**WHAT TO DO**
Find each line in the records below that contains the word "varicap", and copy those lines out.
-- START EXERCISE INPUTS --
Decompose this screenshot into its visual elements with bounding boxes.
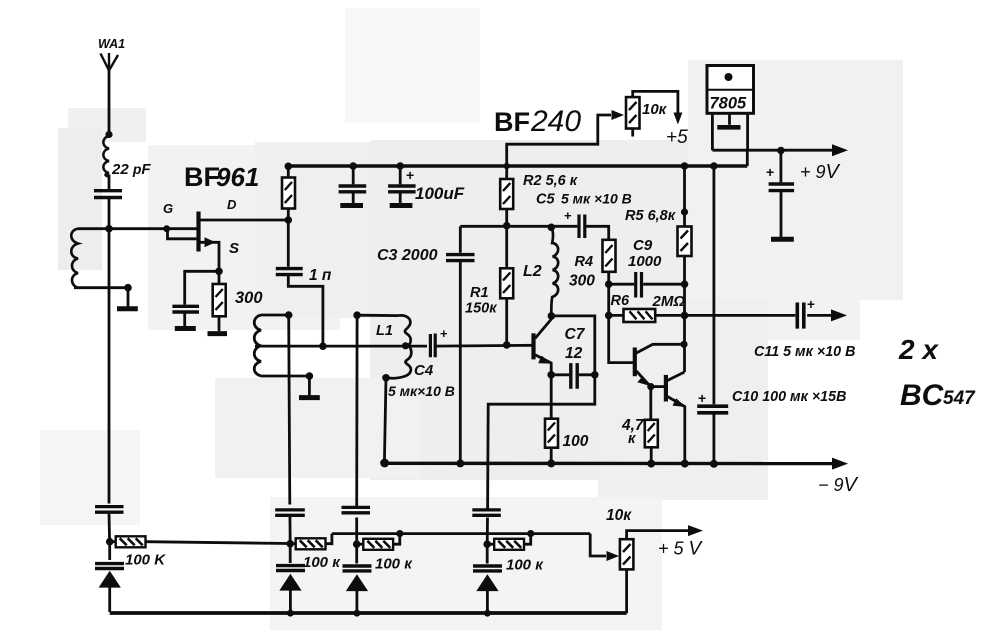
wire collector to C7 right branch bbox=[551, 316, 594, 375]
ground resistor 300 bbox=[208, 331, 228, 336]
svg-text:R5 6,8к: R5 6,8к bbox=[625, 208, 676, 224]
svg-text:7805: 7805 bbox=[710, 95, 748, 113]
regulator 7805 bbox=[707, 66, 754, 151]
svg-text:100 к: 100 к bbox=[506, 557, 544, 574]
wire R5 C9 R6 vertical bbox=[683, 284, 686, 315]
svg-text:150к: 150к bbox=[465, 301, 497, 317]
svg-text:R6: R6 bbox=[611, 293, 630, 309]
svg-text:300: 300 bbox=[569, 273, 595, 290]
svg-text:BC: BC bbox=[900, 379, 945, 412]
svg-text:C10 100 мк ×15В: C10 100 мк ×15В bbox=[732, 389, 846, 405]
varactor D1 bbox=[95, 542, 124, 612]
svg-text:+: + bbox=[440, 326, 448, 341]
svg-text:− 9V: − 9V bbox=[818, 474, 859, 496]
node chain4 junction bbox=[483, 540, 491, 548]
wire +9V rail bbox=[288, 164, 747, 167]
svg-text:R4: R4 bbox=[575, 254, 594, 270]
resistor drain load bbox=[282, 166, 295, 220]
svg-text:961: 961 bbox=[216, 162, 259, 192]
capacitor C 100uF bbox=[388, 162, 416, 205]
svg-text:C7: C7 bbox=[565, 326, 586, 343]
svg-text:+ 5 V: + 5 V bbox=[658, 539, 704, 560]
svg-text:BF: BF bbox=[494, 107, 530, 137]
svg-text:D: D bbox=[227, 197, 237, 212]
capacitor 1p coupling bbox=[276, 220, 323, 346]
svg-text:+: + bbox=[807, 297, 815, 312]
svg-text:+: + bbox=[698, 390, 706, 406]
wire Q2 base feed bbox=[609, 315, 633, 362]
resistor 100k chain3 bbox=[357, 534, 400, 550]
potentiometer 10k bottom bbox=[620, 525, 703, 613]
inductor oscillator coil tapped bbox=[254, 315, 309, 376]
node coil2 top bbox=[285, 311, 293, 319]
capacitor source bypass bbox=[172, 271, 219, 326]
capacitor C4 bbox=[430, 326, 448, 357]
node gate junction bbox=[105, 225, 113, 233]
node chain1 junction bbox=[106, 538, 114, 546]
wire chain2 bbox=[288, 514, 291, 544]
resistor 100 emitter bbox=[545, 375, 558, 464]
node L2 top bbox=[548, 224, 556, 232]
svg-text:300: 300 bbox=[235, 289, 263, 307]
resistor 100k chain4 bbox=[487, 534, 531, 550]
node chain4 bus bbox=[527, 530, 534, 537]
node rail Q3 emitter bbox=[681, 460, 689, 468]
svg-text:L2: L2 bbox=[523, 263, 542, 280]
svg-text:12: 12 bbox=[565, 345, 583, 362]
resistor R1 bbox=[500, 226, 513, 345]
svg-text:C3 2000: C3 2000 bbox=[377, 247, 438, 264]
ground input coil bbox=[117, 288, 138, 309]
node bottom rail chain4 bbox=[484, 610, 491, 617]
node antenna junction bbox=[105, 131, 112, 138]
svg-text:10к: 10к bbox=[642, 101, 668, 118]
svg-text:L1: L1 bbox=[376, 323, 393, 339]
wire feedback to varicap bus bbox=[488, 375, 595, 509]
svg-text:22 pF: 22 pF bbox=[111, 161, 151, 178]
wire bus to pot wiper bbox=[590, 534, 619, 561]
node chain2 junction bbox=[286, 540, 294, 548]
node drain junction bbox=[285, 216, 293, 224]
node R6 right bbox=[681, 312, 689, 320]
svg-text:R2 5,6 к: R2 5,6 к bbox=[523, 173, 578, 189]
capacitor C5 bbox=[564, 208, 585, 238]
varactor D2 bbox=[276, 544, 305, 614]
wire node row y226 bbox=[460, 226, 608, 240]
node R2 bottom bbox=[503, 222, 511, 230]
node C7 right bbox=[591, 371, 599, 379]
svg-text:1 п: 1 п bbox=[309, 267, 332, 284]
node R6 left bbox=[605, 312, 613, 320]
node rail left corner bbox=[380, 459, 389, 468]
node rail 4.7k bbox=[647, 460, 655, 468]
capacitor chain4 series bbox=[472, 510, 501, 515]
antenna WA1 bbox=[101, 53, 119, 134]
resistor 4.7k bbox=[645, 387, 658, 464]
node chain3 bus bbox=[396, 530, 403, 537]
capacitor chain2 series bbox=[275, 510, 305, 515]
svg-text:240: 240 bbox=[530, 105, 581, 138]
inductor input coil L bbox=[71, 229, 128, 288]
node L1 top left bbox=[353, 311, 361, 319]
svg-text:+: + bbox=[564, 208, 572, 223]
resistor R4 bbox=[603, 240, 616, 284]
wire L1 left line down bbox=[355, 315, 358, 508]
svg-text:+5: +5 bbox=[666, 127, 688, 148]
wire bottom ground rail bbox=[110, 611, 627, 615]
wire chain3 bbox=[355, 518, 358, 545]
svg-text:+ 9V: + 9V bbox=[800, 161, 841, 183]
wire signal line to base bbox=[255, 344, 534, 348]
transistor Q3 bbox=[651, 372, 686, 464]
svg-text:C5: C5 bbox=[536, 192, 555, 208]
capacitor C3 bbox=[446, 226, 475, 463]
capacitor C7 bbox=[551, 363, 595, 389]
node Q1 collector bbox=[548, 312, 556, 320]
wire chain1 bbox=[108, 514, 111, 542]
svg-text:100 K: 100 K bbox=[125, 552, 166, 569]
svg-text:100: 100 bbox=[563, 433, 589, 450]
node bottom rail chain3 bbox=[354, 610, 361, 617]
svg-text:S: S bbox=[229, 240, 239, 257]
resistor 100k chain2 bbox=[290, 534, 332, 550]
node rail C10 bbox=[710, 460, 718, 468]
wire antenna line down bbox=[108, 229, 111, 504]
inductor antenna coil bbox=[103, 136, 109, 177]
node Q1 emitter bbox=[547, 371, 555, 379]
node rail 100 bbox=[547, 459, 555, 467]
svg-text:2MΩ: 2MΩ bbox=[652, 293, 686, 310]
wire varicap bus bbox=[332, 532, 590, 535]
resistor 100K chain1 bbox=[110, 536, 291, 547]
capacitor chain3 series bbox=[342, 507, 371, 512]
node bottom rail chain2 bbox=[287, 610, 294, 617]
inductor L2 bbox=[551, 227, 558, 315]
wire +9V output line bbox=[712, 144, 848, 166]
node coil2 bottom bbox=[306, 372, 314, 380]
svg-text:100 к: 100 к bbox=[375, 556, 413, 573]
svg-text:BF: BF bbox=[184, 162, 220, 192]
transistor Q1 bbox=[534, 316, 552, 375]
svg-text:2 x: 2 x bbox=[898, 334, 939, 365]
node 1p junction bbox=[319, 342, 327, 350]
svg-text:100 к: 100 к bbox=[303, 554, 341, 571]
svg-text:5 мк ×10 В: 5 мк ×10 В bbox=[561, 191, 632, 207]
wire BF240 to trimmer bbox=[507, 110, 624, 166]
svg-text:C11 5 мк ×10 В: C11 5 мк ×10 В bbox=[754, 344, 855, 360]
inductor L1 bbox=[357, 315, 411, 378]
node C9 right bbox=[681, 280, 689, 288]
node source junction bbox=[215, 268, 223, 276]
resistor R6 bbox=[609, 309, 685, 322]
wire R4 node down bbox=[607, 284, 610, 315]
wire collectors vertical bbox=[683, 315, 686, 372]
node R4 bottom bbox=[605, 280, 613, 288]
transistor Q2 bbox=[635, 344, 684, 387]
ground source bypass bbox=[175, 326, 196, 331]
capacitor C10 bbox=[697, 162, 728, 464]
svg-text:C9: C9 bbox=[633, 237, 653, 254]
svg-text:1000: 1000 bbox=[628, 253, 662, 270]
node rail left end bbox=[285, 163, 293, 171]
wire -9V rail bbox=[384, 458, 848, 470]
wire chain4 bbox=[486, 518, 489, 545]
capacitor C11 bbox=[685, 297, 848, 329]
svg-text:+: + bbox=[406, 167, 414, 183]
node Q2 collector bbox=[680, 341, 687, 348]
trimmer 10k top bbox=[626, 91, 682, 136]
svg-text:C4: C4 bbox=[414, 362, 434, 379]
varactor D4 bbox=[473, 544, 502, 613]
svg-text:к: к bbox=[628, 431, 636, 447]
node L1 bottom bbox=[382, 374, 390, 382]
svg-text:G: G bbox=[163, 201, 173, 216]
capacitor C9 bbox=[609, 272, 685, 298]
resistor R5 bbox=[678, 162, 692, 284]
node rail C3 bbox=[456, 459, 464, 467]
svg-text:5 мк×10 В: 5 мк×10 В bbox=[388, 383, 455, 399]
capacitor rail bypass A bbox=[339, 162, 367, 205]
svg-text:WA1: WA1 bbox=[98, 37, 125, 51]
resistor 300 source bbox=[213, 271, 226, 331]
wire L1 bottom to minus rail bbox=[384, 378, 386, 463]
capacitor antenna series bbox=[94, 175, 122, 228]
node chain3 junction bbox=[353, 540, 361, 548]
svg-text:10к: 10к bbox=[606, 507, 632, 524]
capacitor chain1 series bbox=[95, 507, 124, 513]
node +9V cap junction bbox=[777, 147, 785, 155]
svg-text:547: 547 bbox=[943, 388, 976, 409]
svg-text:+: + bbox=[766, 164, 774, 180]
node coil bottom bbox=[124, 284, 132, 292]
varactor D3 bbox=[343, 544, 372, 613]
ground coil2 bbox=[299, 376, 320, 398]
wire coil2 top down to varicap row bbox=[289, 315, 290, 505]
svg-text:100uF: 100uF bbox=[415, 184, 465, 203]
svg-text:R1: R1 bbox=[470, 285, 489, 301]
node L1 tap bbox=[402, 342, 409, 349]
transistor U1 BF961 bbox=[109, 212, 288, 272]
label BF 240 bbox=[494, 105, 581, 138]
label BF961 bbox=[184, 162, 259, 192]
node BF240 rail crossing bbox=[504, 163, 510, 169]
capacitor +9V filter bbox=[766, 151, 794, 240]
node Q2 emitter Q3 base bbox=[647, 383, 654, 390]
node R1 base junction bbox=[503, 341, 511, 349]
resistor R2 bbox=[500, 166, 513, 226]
-- END EXERCISE INPUTS --
-- START EXERCISE INPUTS --
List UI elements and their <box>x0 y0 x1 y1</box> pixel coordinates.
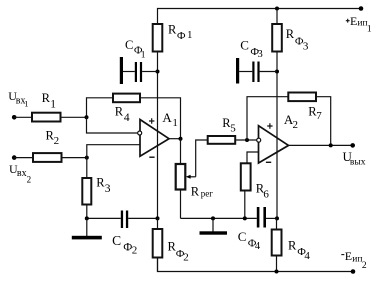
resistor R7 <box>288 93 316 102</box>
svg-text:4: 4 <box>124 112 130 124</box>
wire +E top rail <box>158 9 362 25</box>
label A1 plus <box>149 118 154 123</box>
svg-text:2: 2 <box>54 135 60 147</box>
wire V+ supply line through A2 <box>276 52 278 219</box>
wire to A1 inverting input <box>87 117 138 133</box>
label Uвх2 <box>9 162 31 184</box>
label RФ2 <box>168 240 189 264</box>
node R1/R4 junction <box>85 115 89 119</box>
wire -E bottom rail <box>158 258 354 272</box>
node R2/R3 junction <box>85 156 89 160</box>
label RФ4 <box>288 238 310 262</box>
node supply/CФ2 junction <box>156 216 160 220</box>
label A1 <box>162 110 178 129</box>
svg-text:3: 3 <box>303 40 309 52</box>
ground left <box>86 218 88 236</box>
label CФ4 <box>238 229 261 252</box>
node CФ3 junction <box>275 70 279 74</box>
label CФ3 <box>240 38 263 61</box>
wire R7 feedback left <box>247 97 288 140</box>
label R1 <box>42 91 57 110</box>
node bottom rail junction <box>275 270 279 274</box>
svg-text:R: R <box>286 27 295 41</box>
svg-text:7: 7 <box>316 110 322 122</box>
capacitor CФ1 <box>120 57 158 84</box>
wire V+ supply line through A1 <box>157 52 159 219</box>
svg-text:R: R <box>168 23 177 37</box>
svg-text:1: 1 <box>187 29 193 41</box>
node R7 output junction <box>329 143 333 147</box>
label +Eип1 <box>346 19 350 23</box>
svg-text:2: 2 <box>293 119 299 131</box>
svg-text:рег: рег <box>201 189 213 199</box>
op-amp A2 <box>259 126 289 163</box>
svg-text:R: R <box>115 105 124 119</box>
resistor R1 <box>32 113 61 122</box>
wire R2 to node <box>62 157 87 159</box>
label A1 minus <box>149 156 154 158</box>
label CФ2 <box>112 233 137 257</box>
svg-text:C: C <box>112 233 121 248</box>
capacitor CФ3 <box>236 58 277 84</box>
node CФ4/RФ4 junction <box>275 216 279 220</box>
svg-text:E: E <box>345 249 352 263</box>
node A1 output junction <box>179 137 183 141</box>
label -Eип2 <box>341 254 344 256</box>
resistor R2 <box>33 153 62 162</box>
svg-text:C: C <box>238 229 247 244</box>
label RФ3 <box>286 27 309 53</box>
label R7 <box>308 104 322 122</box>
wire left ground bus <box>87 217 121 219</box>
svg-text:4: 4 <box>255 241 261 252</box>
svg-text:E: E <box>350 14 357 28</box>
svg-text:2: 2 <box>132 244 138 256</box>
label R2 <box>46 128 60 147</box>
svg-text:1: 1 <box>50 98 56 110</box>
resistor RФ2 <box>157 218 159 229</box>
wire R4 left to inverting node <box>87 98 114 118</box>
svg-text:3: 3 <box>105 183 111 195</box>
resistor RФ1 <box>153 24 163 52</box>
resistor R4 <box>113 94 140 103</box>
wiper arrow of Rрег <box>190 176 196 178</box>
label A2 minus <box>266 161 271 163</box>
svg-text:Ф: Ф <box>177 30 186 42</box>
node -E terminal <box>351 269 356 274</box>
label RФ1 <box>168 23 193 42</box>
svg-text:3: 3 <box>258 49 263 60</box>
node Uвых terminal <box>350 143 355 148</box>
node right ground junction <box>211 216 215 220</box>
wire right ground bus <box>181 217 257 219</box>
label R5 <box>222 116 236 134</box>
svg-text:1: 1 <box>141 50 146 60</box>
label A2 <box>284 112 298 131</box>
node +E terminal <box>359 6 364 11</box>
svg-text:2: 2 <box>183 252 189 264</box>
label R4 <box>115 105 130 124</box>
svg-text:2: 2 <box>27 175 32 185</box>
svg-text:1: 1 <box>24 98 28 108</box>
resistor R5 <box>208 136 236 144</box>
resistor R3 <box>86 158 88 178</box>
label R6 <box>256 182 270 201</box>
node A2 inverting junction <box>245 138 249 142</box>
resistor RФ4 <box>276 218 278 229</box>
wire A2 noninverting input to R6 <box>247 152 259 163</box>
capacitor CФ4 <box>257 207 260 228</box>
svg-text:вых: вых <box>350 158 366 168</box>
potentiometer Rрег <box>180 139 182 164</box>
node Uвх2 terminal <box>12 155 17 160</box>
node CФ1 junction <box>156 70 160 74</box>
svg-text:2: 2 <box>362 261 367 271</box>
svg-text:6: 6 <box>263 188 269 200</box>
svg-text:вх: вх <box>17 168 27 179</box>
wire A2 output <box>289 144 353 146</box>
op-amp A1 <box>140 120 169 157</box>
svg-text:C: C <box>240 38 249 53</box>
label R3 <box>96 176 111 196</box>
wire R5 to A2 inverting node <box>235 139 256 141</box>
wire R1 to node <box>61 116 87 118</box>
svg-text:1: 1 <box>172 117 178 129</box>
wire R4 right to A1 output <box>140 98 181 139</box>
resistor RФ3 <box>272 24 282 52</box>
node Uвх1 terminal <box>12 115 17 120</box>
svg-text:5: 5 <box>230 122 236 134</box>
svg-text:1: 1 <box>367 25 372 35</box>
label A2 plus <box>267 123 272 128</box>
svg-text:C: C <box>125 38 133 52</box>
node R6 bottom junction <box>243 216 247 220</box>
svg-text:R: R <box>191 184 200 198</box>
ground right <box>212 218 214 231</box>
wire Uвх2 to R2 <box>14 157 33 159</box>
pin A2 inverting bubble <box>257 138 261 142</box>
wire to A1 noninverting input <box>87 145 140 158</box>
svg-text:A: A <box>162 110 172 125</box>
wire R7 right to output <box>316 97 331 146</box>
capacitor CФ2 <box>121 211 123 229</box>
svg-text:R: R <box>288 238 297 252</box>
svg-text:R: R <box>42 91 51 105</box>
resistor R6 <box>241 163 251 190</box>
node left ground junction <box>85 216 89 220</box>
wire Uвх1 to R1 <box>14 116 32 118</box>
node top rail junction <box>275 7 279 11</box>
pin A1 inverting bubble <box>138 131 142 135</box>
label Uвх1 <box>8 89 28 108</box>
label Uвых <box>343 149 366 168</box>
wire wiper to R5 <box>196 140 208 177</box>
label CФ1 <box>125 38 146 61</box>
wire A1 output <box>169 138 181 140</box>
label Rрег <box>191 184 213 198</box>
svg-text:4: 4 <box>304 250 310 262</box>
-- END EXERCISE INPUTS --
**EXERCISE RESPONSE**
wire feedback to varicap bus bbox=[488, 375, 595, 509]
wire varicap bus bbox=[332, 532, 590, 535]
wire coil2 top down to varicap row bbox=[289, 315, 290, 505]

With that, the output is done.